*WRITTEN TASK*:
Write out every line below that includes the word "page".

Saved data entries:
########################################

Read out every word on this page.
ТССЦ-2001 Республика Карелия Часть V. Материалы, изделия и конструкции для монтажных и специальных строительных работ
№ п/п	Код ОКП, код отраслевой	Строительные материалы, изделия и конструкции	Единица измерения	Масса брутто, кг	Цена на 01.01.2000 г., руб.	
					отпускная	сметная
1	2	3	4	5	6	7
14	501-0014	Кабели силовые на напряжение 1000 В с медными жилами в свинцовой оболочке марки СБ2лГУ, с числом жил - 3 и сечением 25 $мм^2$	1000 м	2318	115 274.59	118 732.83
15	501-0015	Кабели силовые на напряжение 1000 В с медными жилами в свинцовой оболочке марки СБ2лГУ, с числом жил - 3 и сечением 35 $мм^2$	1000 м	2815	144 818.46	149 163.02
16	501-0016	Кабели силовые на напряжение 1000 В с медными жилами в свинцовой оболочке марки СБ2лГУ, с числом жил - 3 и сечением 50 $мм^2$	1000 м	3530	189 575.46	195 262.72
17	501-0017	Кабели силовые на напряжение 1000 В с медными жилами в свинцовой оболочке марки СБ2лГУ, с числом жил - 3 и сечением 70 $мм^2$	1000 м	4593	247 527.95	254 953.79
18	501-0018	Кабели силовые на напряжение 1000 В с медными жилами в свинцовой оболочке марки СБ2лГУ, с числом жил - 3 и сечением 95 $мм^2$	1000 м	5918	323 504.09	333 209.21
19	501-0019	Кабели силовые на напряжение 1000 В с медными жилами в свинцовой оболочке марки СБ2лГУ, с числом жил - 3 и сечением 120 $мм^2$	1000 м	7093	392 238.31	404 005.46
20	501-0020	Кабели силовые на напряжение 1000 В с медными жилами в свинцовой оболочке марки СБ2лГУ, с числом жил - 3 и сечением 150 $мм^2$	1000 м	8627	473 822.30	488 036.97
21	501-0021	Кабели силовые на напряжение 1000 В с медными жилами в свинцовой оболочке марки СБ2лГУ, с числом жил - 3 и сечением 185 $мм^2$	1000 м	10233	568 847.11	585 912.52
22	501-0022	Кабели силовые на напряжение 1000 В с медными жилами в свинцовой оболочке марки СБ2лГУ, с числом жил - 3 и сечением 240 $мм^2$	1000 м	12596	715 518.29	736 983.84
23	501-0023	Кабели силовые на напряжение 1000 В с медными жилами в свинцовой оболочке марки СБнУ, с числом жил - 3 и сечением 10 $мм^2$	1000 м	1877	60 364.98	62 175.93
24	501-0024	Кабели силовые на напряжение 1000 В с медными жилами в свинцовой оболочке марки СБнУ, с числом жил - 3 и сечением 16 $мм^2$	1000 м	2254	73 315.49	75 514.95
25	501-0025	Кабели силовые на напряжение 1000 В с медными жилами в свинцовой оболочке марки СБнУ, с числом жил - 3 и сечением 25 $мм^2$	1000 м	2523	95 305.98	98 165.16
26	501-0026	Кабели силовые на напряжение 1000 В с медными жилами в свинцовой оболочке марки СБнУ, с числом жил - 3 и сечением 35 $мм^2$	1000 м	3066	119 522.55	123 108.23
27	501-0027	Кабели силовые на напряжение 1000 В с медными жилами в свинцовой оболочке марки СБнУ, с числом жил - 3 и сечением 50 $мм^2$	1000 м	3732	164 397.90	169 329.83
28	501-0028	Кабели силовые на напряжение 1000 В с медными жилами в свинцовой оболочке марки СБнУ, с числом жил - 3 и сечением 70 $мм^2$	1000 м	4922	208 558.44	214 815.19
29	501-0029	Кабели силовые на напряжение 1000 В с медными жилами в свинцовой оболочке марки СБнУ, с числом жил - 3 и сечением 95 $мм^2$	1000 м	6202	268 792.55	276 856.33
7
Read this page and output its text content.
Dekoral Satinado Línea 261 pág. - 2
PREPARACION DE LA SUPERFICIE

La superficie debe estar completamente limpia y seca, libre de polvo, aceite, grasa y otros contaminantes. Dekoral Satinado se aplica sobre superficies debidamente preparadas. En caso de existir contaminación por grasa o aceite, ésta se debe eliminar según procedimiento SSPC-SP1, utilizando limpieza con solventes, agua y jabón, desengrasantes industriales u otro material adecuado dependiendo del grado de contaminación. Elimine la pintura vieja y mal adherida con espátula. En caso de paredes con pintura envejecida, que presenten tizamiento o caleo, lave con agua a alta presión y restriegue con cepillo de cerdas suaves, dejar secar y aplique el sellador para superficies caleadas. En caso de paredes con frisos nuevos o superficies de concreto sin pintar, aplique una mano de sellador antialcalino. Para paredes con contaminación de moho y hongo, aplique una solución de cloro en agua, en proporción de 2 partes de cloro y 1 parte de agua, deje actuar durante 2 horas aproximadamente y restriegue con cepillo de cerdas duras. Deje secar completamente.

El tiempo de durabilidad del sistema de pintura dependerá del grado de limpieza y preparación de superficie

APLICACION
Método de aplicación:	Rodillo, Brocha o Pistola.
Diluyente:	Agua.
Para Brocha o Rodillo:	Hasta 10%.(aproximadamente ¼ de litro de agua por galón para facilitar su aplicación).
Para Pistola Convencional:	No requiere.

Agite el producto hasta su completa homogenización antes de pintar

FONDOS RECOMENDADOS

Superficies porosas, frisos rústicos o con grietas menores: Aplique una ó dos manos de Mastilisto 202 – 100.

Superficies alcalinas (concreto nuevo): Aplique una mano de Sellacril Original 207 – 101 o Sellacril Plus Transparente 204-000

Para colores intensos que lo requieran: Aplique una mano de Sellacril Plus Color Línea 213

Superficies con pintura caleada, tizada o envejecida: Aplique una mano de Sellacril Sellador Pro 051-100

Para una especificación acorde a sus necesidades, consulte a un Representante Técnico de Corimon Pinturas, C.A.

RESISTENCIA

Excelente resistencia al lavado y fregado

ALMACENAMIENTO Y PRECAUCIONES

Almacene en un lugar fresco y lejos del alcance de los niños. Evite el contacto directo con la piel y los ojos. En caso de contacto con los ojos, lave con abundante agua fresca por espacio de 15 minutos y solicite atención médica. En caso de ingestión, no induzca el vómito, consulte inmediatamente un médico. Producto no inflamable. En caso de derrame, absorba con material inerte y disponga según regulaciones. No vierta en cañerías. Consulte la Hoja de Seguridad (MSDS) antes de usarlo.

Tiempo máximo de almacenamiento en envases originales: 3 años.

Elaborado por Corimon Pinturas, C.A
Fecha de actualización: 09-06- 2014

########################################

*TASK SOLUTION*:
Read out every word on this page.
Read this page and output its text content.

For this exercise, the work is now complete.